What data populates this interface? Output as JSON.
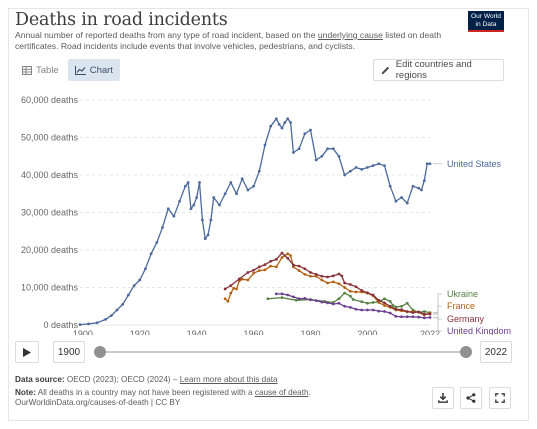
{
  "header": {
    "title": "Deaths in road incidents",
    "subtitle_a": "Annual number of reported deaths from any type of road incident, based on the ",
    "subtitle_link": "underlying cause",
    "subtitle_b": " listed on death certificates. Road incidents include events that involve vehicles, pedestrians, and cyclists.",
    "logo_line1": "Our World",
    "logo_line2": "in Data"
  },
  "tabs": [
    {
      "label": "Table",
      "icon": "table-icon",
      "active": false
    },
    {
      "label": "Chart",
      "icon": "line-chart-icon",
      "active": true
    }
  ],
  "edit_button": {
    "label": "Edit countries and regions",
    "icon": "pencil-icon"
  },
  "timeline": {
    "start_year": "1900",
    "end_year": "2022",
    "play_icon": "play-icon"
  },
  "footer": {
    "source_label": "Data source:",
    "source_text": " OECD (2023); OECD (2024) – ",
    "source_link": "Learn more about this data",
    "note_label": "Note:",
    "note_text": " All deaths in a country may not have been registered with a ",
    "note_link": "cause of death",
    "note_end": ".",
    "url_line": "OurWorldinData.org/causes-of-death | CC BY"
  },
  "actions": [
    {
      "name": "download-button",
      "icon": "download-icon"
    },
    {
      "name": "share-button",
      "icon": "share-icon"
    },
    {
      "name": "fullscreen-button",
      "icon": "expand-icon"
    }
  ],
  "colors": {
    "united_states": "#4c6a9c",
    "ukraine": "#578145",
    "france": "#b16214",
    "germany": "#883039",
    "united_kingdom": "#6d3e91",
    "grid": "#dddddd",
    "axis_text": "#666666"
  },
  "chart_data": {
    "type": "line",
    "title": "Deaths in road incidents",
    "x_ticks": [
      1900,
      1920,
      1940,
      1960,
      1980,
      2000,
      2022
    ],
    "y_ticks": [
      "0 deaths",
      "10,000 deaths",
      "20,000 deaths",
      "30,000 deaths",
      "40,000 deaths",
      "50,000 deaths",
      "60,000 deaths"
    ],
    "y_tick_values": [
      0,
      10000,
      20000,
      30000,
      40000,
      50000,
      60000
    ],
    "xlim": [
      1899,
      2022
    ],
    "ylim": [
      0,
      60000
    ],
    "grid": "horizontal dashed",
    "legend_placement": "right, inline labels",
    "series": [
      {
        "name": "United States",
        "key": "united_states",
        "x": [
          1899,
          1902,
          1905,
          1908,
          1910,
          1912,
          1914,
          1916,
          1918,
          1920,
          1922,
          1924,
          1926,
          1928,
          1930,
          1932,
          1934,
          1936,
          1937,
          1938,
          1939,
          1940,
          1941,
          1942,
          1943,
          1944,
          1945,
          1946,
          1948,
          1950,
          1952,
          1954,
          1956,
          1958,
          1960,
          1962,
          1964,
          1966,
          1968,
          1969,
          1970,
          1971,
          1972,
          1973,
          1974,
          1976,
          1978,
          1980,
          1982,
          1984,
          1986,
          1988,
          1990,
          1992,
          1994,
          1996,
          1998,
          2000,
          2002,
          2004,
          2006,
          2008,
          2010,
          2012,
          2014,
          2016,
          2018,
          2019,
          2020,
          2021,
          2022
        ],
        "y": [
          100,
          300,
          600,
          1500,
          2500,
          4000,
          5500,
          8000,
          10500,
          12000,
          15000,
          19000,
          22000,
          26000,
          31000,
          29000,
          33000,
          37000,
          38000,
          31000,
          32000,
          34000,
          38000,
          28000,
          23000,
          24000,
          28000,
          34000,
          32000,
          35000,
          38000,
          35000,
          39000,
          36000,
          37000,
          41000,
          48000,
          53000,
          55000,
          53500,
          52500,
          54000,
          55000,
          54000,
          46000,
          47000,
          51000,
          52000,
          44000,
          45000,
          47000,
          47000,
          45000,
          40000,
          41000,
          42000,
          41500,
          42000,
          42500,
          43000,
          42500,
          37000,
          33000,
          34000,
          32500,
          37000,
          36500,
          36000,
          38500,
          43000,
          43000
        ],
        "label": "United States"
      },
      {
        "name": "Ukraine",
        "key": "ukraine",
        "x": [
          1965,
          1970,
          1975,
          1980,
          1985,
          1988,
          1990,
          1992,
          1994,
          1995,
          1998,
          2000,
          2002,
          2004,
          2006,
          2008,
          2009,
          2010,
          2012,
          2014,
          2016,
          2018,
          2020,
          2022
        ],
        "y": [
          7000,
          7300,
          6600,
          6800,
          6300,
          6000,
          7000,
          8500,
          7700,
          6800,
          6200,
          5800,
          6000,
          6200,
          7000,
          6300,
          5200,
          4800,
          5000,
          5800,
          4000,
          3400,
          3600,
          3300
        ],
        "label": "Ukraine"
      },
      {
        "name": "France",
        "key": "france",
        "x": [
          1950,
          1951,
          1952,
          1953,
          1954,
          1955,
          1956,
          1958,
          1960,
          1962,
          1964,
          1966,
          1968,
          1970,
          1971,
          1972,
          1973,
          1974,
          1976,
          1978,
          1980,
          1982,
          1984,
          1986,
          1988,
          1990,
          1992,
          1994,
          1996,
          1998,
          2000,
          2002,
          2004,
          2006,
          2008,
          2010,
          2012,
          2014,
          2016,
          2018,
          2020,
          2022
        ],
        "y": [
          7000,
          6300,
          8500,
          9800,
          9600,
          11800,
          12200,
          12000,
          13800,
          14500,
          14700,
          15700,
          15500,
          18000,
          18500,
          19000,
          18500,
          15500,
          14500,
          13500,
          13000,
          13000,
          12000,
          11200,
          11500,
          11000,
          10000,
          9000,
          8800,
          8800,
          8500,
          7800,
          6000,
          5200,
          4700,
          4000,
          3800,
          3500,
          3600,
          3400,
          2700,
          3200
        ],
        "label": "France"
      },
      {
        "name": "Germany",
        "key": "germany",
        "x": [
          1950,
          1952,
          1955,
          1958,
          1960,
          1962,
          1964,
          1966,
          1968,
          1970,
          1972,
          1974,
          1976,
          1978,
          1980,
          1982,
          1984,
          1986,
          1988,
          1990,
          1991,
          1992,
          1994,
          1996,
          1998,
          2000,
          2002,
          2004,
          2006,
          2008,
          2010,
          2012,
          2014,
          2016,
          2018,
          2020,
          2022
        ],
        "y": [
          9600,
          10500,
          12300,
          14000,
          14600,
          15500,
          16100,
          17000,
          17500,
          19200,
          17800,
          16000,
          15700,
          15000,
          14000,
          13500,
          13000,
          12800,
          13100,
          13600,
          13100,
          11200,
          10800,
          10200,
          9200,
          8600,
          8000,
          6600,
          5900,
          5000,
          4200,
          4100,
          3600,
          3300,
          3500,
          2900,
          2900
        ],
        "label": "Germany"
      },
      {
        "name": "United Kingdom",
        "key": "united_kingdom",
        "x": [
          1968,
          1970,
          1972,
          1974,
          1976,
          1978,
          1980,
          1982,
          1984,
          1986,
          1988,
          1990,
          1992,
          1994,
          1996,
          1998,
          2000,
          2002,
          2004,
          2006,
          2008,
          2010,
          2012,
          2014,
          2016,
          2018,
          2020,
          2022
        ],
        "y": [
          8300,
          8300,
          8000,
          7500,
          7000,
          7100,
          6700,
          6500,
          6100,
          5900,
          5600,
          5800,
          5000,
          4700,
          4200,
          4000,
          4000,
          4000,
          3700,
          3600,
          3200,
          2300,
          2200,
          2200,
          2200,
          2100,
          1900,
          2000
        ],
        "label": "United Kingdom"
      }
    ]
  }
}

★ ★ ★ ★ ★

Required work -
Keep the pictures out of the copy and write out the data exactly as it stands.

Result of this task -
What data populates this interface? Output as JSON.
{
  "header": {
    "title": "Deaths in road incidents",
    "subtitle_a": "Annual number of reported deaths from any type of road incident, based on the ",
    "subtitle_link": "underlying cause",
    "subtitle_b": " listed on death certificates. Road incidents include events that involve vehicles, pedestrians, and cyclists.",
    "logo_line1": "Our World",
    "logo_line2": "in Data"
  },
  "tabs": [
    {
      "label": "Table",
      "icon": "table-icon",
      "active": false
    },
    {
      "label": "Chart",
      "icon": "line-chart-icon",
      "active": true
    }
  ],
  "edit_button": {
    "label": "Edit countries and regions",
    "icon": "pencil-icon"
  },
  "timeline": {
    "start_year": "1900",
    "end_year": "2022",
    "play_icon": "play-icon"
  },
  "footer": {
    "source_label": "Data source:",
    "source_text": " OECD (2023); OECD (2024) – ",
    "source_link": "Learn more about this data",
    "note_label": "Note:",
    "note_text": " All deaths in a country may not have been registered with a ",
    "note_link": "cause of death",
    "note_end": ".",
    "url_line": "OurWorldinData.org/causes-of-death | CC BY"
  },
  "actions": [
    {
      "name": "download-button",
      "icon": "download-icon"
    },
    {
      "name": "share-button",
      "icon": "share-icon"
    },
    {
      "name": "fullscreen-button",
      "icon": "expand-icon"
    }
  ],
  "colors": {
    "united_states": "#4c6a9c",
    "ukraine": "#578145",
    "france": "#b16214",
    "germany": "#883039",
    "united_kingdom": "#6d3e91",
    "grid": "#dddddd",
    "axis_text": "#666666"
  },
  "chart_data": {
    "type": "line",
    "title": "Deaths in road incidents",
    "x_ticks": [
      1900,
      1920,
      1940,
      1960,
      1980,
      2000,
      2022
    ],
    "y_ticks": [
      "0 deaths",
      "10,000 deaths",
      "20,000 deaths",
      "30,000 deaths",
      "40,000 deaths",
      "50,000 deaths",
      "60,000 deaths"
    ],
    "y_tick_values": [
      0,
      10000,
      20000,
      30000,
      40000,
      50000,
      60000
    ],
    "xlim": [
      1899,
      2022
    ],
    "ylim": [
      0,
      60000
    ],
    "grid": "horizontal dashed",
    "legend_placement": "right, inline labels",
    "series": [
      {
        "name": "United States",
        "key": "united_states",
        "x": [
          1899,
          1902,
          1905,
          1908,
          1910,
          1912,
          1914,
          1916,
          1918,
          1920,
          1922,
          1924,
          1926,
          1928,
          1930,
          1932,
          1934,
          1936,
          1937,
          1938,
          1939,
          1940,
          1941,
          1942,
          1943,
          1944,
          1945,
          1946,
          1948,
          1950,
          1952,
          1954,
          1956,
          1958,
          1960,
          1962,
          1964,
          1966,
          1968,
          1969,
          1970,
          1971,
          1972,
          1973,
          1974,
          1976,
          1978,
          1980,
          1982,
          1984,
          1986,
          1988,
          1990,
          1992,
          1994,
          1996,
          1998,
          2000,
          2002,
          2004,
          2006,
          2008,
          2010,
          2012,
          2014,
          2016,
          2018,
          2019,
          2020,
          2021,
          2022
        ],
        "y": [
          100,
          300,
          600,
          1500,
          2500,
          4000,
          5500,
          8000,
          10500,
          12000,
          15000,
          19000,
          22000,
          26000,
          31000,
          29000,
          33000,
          37000,
          38000,
          31000,
          32000,
          34000,
          38000,
          28000,
          23000,
          24000,
          28000,
          34000,
          32000,
          35000,
          38000,
          35000,
          39000,
          36000,
          37000,
          41000,
          48000,
          53000,
          55000,
          53500,
          52500,
          54000,
          55000,
          54000,
          46000,
          47000,
          51000,
          52000,
          44000,
          45000,
          47000,
          47000,
          45000,
          40000,
          41000,
          42000,
          41500,
          42000,
          42500,
          43000,
          42500,
          37000,
          33000,
          34000,
          32500,
          37000,
          36500,
          36000,
          38500,
          43000,
          43000
        ],
        "label": "United States"
      },
      {
        "name": "Ukraine",
        "key": "ukraine",
        "x": [
          1965,
          1970,
          1975,
          1980,
          1985,
          1988,
          1990,
          1992,
          1994,
          1995,
          1998,
          2000,
          2002,
          2004,
          2006,
          2008,
          2009,
          2010,
          2012,
          2014,
          2016,
          2018,
          2020,
          2022
        ],
        "y": [
          7000,
          7300,
          6600,
          6800,
          6300,
          6000,
          7000,
          8500,
          7700,
          6800,
          6200,
          5800,
          6000,
          6200,
          7000,
          6300,
          5200,
          4800,
          5000,
          5800,
          4000,
          3400,
          3600,
          3300
        ],
        "label": "Ukraine"
      },
      {
        "name": "France",
        "key": "france",
        "x": [
          1950,
          1951,
          1952,
          1953,
          1954,
          1955,
          1956,
          1958,
          1960,
          1962,
          1964,
          1966,
          1968,
          1970,
          1971,
          1972,
          1973,
          1974,
          1976,
          1978,
          1980,
          1982,
          1984,
          1986,
          1988,
          1990,
          1992,
          1994,
          1996,
          1998,
          2000,
          2002,
          2004,
          2006,
          2008,
          2010,
          2012,
          2014,
          2016,
          2018,
          2020,
          2022
        ],
        "y": [
          7000,
          6300,
          8500,
          9800,
          9600,
          11800,
          12200,
          12000,
          13800,
          14500,
          14700,
          15700,
          15500,
          18000,
          18500,
          19000,
          18500,
          15500,
          14500,
          13500,
          13000,
          13000,
          12000,
          11200,
          11500,
          11000,
          10000,
          9000,
          8800,
          8800,
          8500,
          7800,
          6000,
          5200,
          4700,
          4000,
          3800,
          3500,
          3600,
          3400,
          2700,
          3200
        ],
        "label": "France"
      },
      {
        "name": "Germany",
        "key": "germany",
        "x": [
          1950,
          1952,
          1955,
          1958,
          1960,
          1962,
          1964,
          1966,
          1968,
          1970,
          1972,
          1974,
          1976,
          1978,
          1980,
          1982,
          1984,
          1986,
          1988,
          1990,
          1991,
          1992,
          1994,
          1996,
          1998,
          2000,
          2002,
          2004,
          2006,
          2008,
          2010,
          2012,
          2014,
          2016,
          2018,
          2020,
          2022
        ],
        "y": [
          9600,
          10500,
          12300,
          14000,
          14600,
          15500,
          16100,
          17000,
          17500,
          19200,
          17800,
          16000,
          15700,
          15000,
          14000,
          13500,
          13000,
          12800,
          13100,
          13600,
          13100,
          11200,
          10800,
          10200,
          9200,
          8600,
          8000,
          6600,
          5900,
          5000,
          4200,
          4100,
          3600,
          3300,
          3500,
          2900,
          2900
        ],
        "label": "Germany"
      },
      {
        "name": "United Kingdom",
        "key": "united_kingdom",
        "x": [
          1968,
          1970,
          1972,
          1974,
          1976,
          1978,
          1980,
          1982,
          1984,
          1986,
          1988,
          1990,
          1992,
          1994,
          1996,
          1998,
          2000,
          2002,
          2004,
          2006,
          2008,
          2010,
          2012,
          2014,
          2016,
          2018,
          2020,
          2022
        ],
        "y": [
          8300,
          8300,
          8000,
          7500,
          7000,
          7100,
          6700,
          6500,
          6100,
          5900,
          5600,
          5800,
          5000,
          4700,
          4200,
          4000,
          4000,
          4000,
          3700,
          3600,
          3200,
          2300,
          2200,
          2200,
          2200,
          2100,
          1900,
          2000
        ],
        "label": "United Kingdom"
      }
    ]
  }
}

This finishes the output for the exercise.